- Source records -
..............................

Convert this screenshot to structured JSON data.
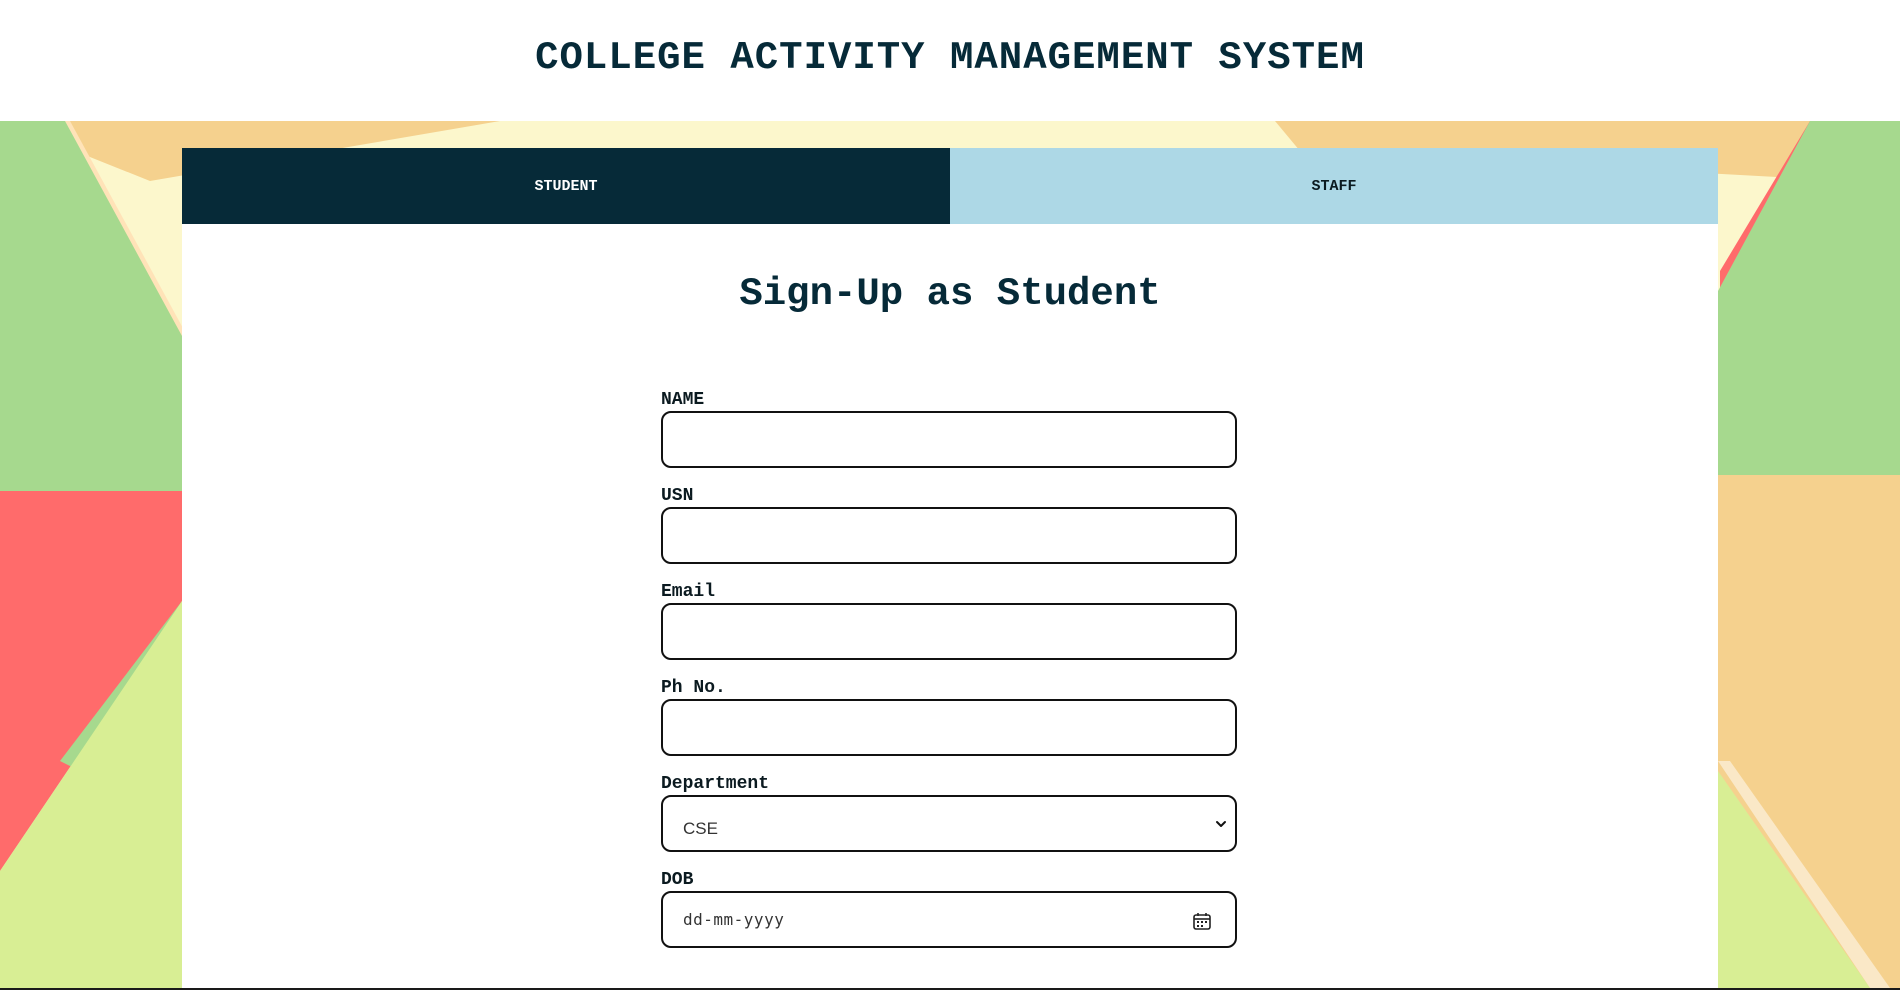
{
  "header": {
    "title": "COLLEGE ACTIVITY MANAGEMENT SYSTEM"
  },
  "tabs": [
    {
      "label": "STUDENT",
      "active": true
    },
    {
      "label": "STAFF",
      "active": false
    }
  ],
  "form": {
    "title": "Sign-Up as Student",
    "fields": {
      "name": {
        "label": "NAME",
        "value": ""
      },
      "usn": {
        "label": "USN",
        "value": ""
      },
      "email": {
        "label": "Email",
        "value": ""
      },
      "phone": {
        "label": "Ph No.",
        "value": ""
      },
      "department": {
        "label": "Department",
        "selected": "CSE"
      },
      "dob": {
        "label": "DOB",
        "placeholder": "dd-mm-yyyy"
      }
    }
  },
  "colors": {
    "accent_dark": "#062a38",
    "tab_inactive": "#add8e6",
    "bg_green": "#a6d98e",
    "bg_orange": "#f5d18e",
    "bg_red": "#ff6b6b",
    "bg_yellow": "#fcf7cc",
    "bg_lime": "#d8ee94",
    "bg_peach": "#ffe3b8"
  },
  "icons": {
    "select_arrow": "chevron-down-icon",
    "date_picker": "calendar-icon"
  }
}
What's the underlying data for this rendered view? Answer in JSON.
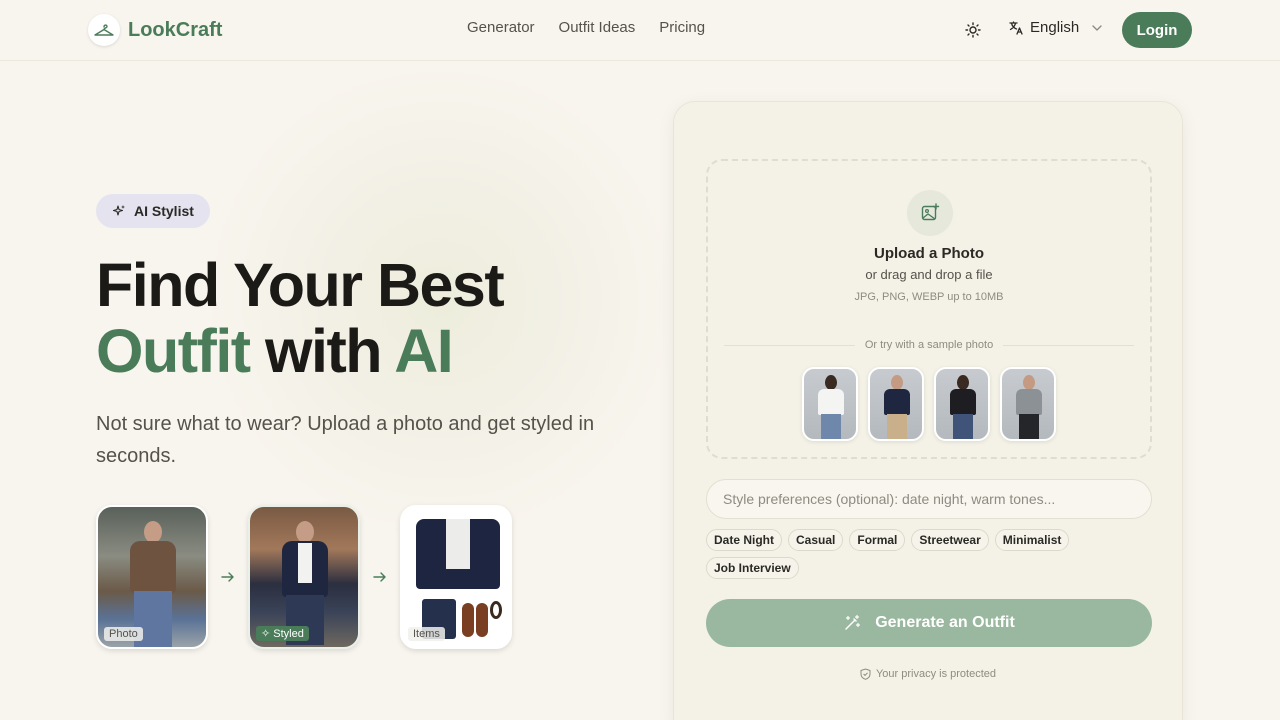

..............................

- Exercise description -
Write out every line of the listing that holds the word "data".

- Exercise result -
Convert this screenshot to structured JSON data.
What's the underlying data for this rendered view? Answer in JSON.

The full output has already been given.